The SEC launches the Project Crypto plan, ushering in a new era of on-chain finance in the United States.

The US SEC launches the "Project Crypto" initiative, ushering in a new era of on-chain finance.

On July 31, Paul Atkins, the chairman of the U.S. Securities and Exchange Commission (SEC), announced a major initiative called "Project Crypto." This on-chain reform plan led by the SEC aims to reshape the regulatory logic of the U.S. in the era of crypto assets, promote the migration of financial markets to blockchain, and achieve the grand goal of making the U.S. the "world crypto capital."

Unlike the regulatory suppression tone of the past few years, the launch of "Project Crypto" sends a strong signal to the entire industry: the United States has officially entered the on-chain era. This shift marks a departure from regulators simply replacing oversight with enforcement, and instead, they are beginning to actively embrace crypto innovation.

Regulatory Easing, DeFi Protocols Welcome Development Opportunities

After the new chairman Paul Atkins took office, the SEC's regulatory style underwent a fundamental shift. Atkins quickly initiated a roundtable discussion titled "DeFi and the American Spirit" to loosen regulations on decentralized finance.

In Project Crypto, Atkins clearly stated that the original intent of U.S. federal securities laws is to protect investors and maintain market fairness, rather than suppressing technology architectures that do not require intermediaries. He believes that automated market makers (AMM) and other decentralized financial systems can essentially achieve non-intermediated financial market activities and should be granted legitimate status at the institutional level. Clear protections and exemptions should be provided for those developers who "just write code"; while clear and enforceable compliance pathways should be established for intermediaries wishing to provide services based on these protocols.

The shift in this policy approach undoubtedly sends positive signals for the entire DeFi ecosystem. In particular, those protocols that have already formed on-chain network effects and possess highly autonomous designs will gain institutional recognition and development space under the logic of decentralized regulation. Protocol tokens that have long been troubled by the "shadow of securities" are also expected to reshape their valuation logic in the context of policy easing and the return of market participants, once again becoming "mainstream assets" in the eyes of investors.

* [DATA BLOCK]:
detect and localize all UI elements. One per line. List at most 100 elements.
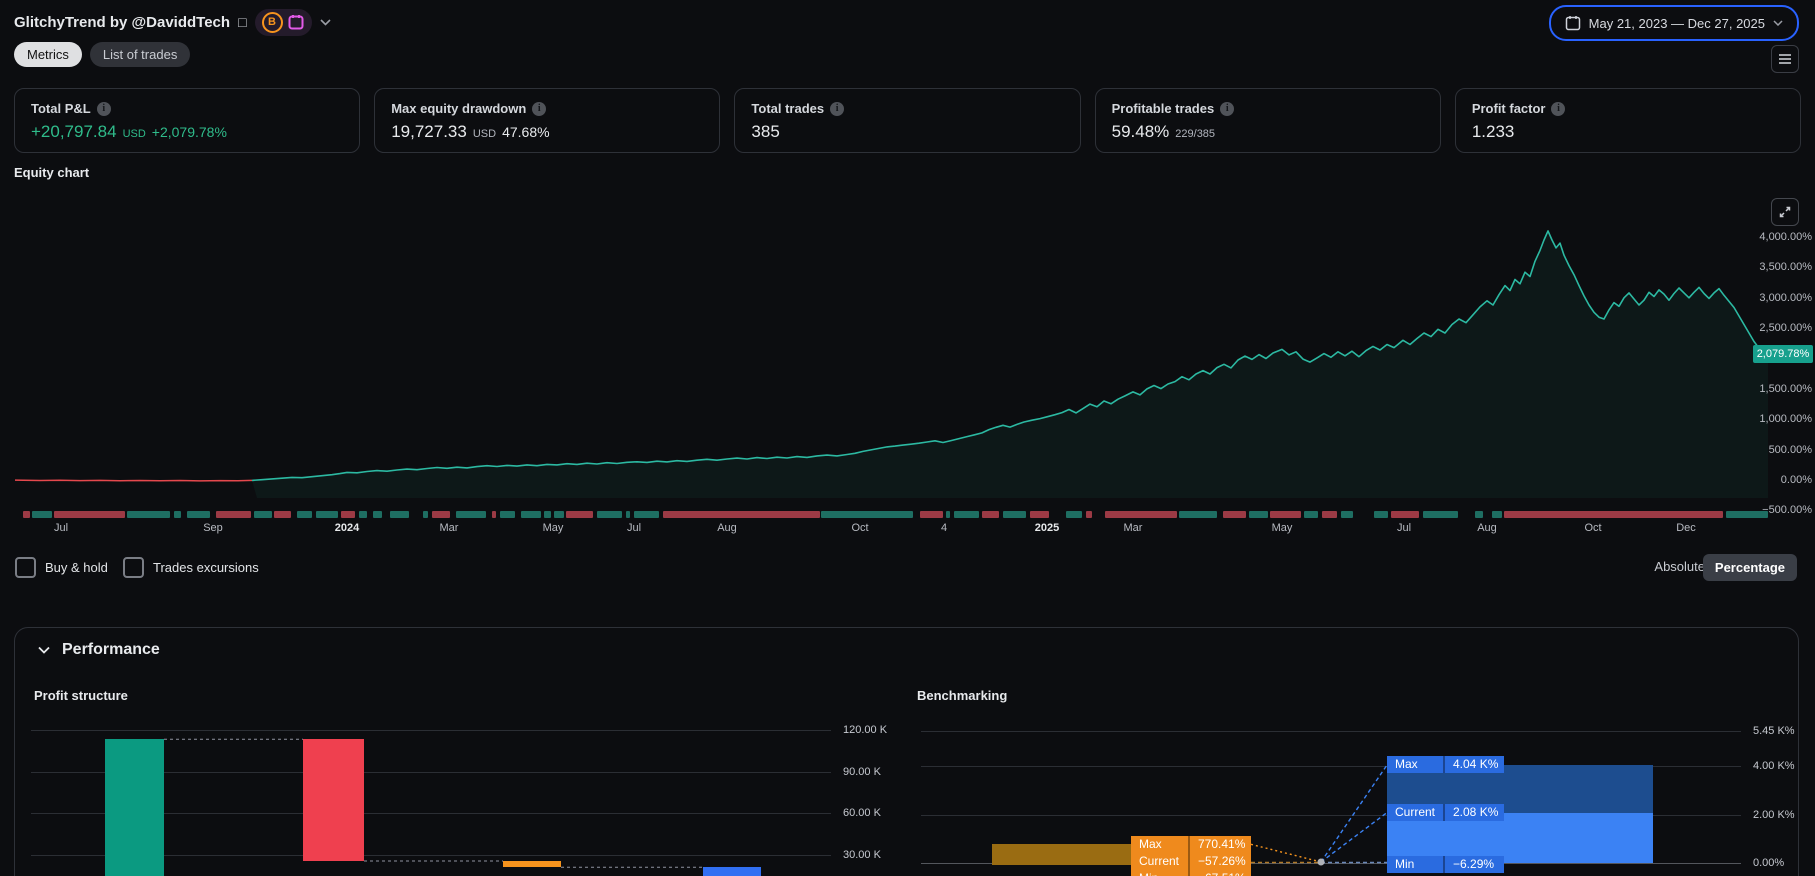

* [CHALLENGE 1]: Reproduce the passage of the Project Crypto text from "The US SEC launches" up to and including "embrace crypto innovation.".
* [CHALLENGE 2]: In the Project Crypto text, what was the title of the roundtable discussion that Atkins initiated?

* [CORRECT OUTPUT 1]:
The US SEC launches the "Project Crypto" initiative, ushering in a new era of on-chain finance.

On July 31, Paul Atkins, the chairman of the U.S. Securities and Exchange Commission (SEC), announced a major initiative called "Project Crypto." This on-chain reform plan led by the SEC aims to reshape the regulatory logic of the U.S. in the era of crypto assets, promote the migration of financial markets to blockchain, and achieve the grand goal of making the U.S. the "world crypto capital."

Unlike the regulatory suppression tone of the past few years, the launch of "Project Crypto" sends a strong signal to the entire industry: the United States has officially entered the on-chain era. This shift marks a departure from regulators simply replacing oversight with enforcement, and instead, they are beginning to actively embrace crypto innovation.

* [CORRECT OUTPUT 2]: "DeFi and the American Spirit"